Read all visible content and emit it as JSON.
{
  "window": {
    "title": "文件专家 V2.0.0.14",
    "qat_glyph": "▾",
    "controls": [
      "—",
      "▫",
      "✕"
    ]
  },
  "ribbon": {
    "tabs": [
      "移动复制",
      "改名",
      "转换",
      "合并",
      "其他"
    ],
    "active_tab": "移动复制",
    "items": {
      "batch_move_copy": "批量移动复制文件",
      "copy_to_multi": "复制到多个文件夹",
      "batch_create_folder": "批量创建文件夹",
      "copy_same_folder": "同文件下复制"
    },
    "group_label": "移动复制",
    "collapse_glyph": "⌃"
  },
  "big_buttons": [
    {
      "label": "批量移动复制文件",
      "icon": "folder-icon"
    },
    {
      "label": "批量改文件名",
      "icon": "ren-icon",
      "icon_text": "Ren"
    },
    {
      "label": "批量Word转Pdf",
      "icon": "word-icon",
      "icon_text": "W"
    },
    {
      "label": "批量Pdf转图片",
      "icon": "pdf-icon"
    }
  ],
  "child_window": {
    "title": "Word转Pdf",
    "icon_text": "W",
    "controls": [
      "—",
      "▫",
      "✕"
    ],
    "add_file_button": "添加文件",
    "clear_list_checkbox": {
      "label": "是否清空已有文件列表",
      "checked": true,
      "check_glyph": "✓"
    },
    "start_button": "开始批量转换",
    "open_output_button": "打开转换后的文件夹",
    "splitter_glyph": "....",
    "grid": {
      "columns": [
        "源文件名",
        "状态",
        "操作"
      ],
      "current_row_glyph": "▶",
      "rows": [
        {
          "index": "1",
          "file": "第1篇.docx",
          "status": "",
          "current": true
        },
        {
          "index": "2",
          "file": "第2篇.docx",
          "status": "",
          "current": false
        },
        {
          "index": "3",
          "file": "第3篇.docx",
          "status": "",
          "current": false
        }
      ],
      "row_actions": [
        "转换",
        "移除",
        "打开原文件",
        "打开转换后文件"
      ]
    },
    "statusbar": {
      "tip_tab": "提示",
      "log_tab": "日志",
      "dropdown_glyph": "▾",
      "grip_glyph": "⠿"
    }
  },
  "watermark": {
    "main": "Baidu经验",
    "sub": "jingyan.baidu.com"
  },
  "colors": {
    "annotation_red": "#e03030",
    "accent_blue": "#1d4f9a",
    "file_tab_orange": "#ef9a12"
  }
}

☆ ☆ ☆

» Task instructions: Gather each line of the listing containing the word "批量移动复制文件" and show it.

» Task answer:
      "batch_move_copy": "批量移动复制文件",
      "label": "批量移动复制文件",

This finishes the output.